> _Records from a dataset_
***

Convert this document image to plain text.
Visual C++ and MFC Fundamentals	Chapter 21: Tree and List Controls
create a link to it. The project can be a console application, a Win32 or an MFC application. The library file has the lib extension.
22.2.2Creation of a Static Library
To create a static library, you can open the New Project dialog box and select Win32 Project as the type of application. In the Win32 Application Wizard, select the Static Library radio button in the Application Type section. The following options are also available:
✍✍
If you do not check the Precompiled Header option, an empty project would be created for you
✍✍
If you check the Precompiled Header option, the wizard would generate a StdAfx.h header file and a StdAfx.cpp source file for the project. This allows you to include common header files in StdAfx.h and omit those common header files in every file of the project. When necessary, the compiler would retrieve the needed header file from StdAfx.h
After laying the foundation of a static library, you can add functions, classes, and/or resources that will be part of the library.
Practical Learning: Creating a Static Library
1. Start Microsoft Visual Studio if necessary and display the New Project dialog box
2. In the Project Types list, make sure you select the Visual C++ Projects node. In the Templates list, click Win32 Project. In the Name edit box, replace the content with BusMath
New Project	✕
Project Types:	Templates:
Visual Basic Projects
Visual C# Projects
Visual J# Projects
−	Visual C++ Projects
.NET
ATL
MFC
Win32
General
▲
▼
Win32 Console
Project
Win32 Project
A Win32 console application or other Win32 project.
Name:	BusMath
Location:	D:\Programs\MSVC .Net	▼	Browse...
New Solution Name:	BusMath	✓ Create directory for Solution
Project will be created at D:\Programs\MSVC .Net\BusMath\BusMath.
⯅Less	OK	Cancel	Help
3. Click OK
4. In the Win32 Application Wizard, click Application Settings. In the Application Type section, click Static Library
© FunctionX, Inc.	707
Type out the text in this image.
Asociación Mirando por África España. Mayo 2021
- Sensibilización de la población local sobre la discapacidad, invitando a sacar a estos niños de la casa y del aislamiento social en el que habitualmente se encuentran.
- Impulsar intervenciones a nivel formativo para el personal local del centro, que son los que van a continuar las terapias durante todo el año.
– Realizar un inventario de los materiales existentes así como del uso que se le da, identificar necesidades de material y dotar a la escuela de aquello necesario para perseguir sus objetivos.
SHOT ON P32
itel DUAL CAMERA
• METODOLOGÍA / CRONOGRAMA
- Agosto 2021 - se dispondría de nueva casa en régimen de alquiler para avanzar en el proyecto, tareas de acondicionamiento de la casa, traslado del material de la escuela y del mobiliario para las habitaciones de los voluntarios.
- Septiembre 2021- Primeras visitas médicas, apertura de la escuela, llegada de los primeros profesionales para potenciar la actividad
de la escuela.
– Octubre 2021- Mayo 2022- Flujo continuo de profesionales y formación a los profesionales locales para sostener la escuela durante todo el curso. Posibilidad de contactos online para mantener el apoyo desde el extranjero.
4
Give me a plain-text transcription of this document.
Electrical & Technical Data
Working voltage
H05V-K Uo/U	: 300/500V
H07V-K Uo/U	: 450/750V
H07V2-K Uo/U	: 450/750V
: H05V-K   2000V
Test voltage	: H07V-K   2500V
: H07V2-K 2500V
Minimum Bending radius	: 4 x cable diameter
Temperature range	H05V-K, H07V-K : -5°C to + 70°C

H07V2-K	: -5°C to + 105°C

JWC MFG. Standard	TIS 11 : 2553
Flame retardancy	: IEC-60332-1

***

> _Short exercise_
All of the lines above must be returned exactly.

> _Expected answer_
Convert this document image to plain text.
Visual C++ and MFC Fundamentals	Chapter 21: Tree and List Controls
create a link to it. The project can be a console application, a Win32 or an MFC application. The library file has the lib extension.
22.2.2Creation of a Static Library
To create a static library, you can open the New Project dialog box and select Win32 Project as the type of application. In the Win32 Application Wizard, select the Static Library radio button in the Application Type section. The following options are also available:
✍✍
If you do not check the Precompiled Header option, an empty project would be created for you
✍✍
If you check the Precompiled Header option, the wizard would generate a StdAfx.h header file and a StdAfx.cpp source file for the project. This allows you to include common header files in StdAfx.h and omit those common header files in every file of the project. When necessary, the compiler would retrieve the needed header file from StdAfx.h
After laying the foundation of a static library, you can add functions, classes, and/or resources that will be part of the library.
Practical Learning: Creating a Static Library
1. Start Microsoft Visual Studio if necessary and display the New Project dialog box
2. In the Project Types list, make sure you select the Visual C++ Projects node. In the Templates list, click Win32 Project. In the Name edit box, replace the content with BusMath
New Project	✕
Project Types:	Templates:
Visual Basic Projects
Visual C# Projects
Visual J# Projects
−	Visual C++ Projects
.NET
ATL
MFC
Win32
General
▲
▼
Win32 Console
Project
Win32 Project
A Win32 console application or other Win32 project.
Name:	BusMath
Location:	D:\Programs\MSVC .Net	▼	Browse...
New Solution Name:	BusMath	✓ Create directory for Solution
Project will be created at D:\Programs\MSVC .Net\BusMath\BusMath.
⯅Less	OK	Cancel	Help
3. Click OK
4. In the Win32 Application Wizard, click Application Settings. In the Application Type section, click Static Library
© FunctionX, Inc.	707
Type out the text in this image.
Asociación Mirando por África España. Mayo 2021
- Sensibilización de la población local sobre la discapacidad, invitando a sacar a estos niños de la casa y del aislamiento social en el que habitualmente se encuentran.
- Impulsar intervenciones a nivel formativo para el personal local del centro, que son los que van a continuar las terapias durante todo el año.
– Realizar un inventario de los materiales existentes así como del uso que se le da, identificar necesidades de material y dotar a la escuela de aquello necesario para perseguir sus objetivos.
SHOT ON P32
itel DUAL CAMERA
• METODOLOGÍA / CRONOGRAMA
- Agosto 2021 - se dispondría de nueva casa en régimen de alquiler para avanzar en el proyecto, tareas de acondicionamiento de la casa, traslado del material de la escuela y del mobiliario para las habitaciones de los voluntarios.
- Septiembre 2021- Primeras visitas médicas, apertura de la escuela, llegada de los primeros profesionales para potenciar la actividad
de la escuela.
– Octubre 2021- Mayo 2022- Flujo continuo de profesionales y formación a los profesionales locales para sostener la escuela durante todo el curso. Posibilidad de contactos online para mantener el apoyo desde el extranjero.
4
Give me a plain-text transcription of this document.
Electrical & Technical Data
Working voltage
H05V-K Uo/U	: 300/500V
H07V-K Uo/U	: 450/750V
H07V2-K Uo/U	: 450/750V
: H05V-K   2000V
Test voltage	: H07V-K   2500V
: H07V2-K 2500V
Minimum Bending radius	: 4 x cable diameter
Temperature range	H05V-K, H07V-K : -5°C to + 70°C

H07V2-K	: -5°C to + 105°C

JWC MFG. Standard	TIS 11 : 2553
Flame retardancy	: IEC-60332-1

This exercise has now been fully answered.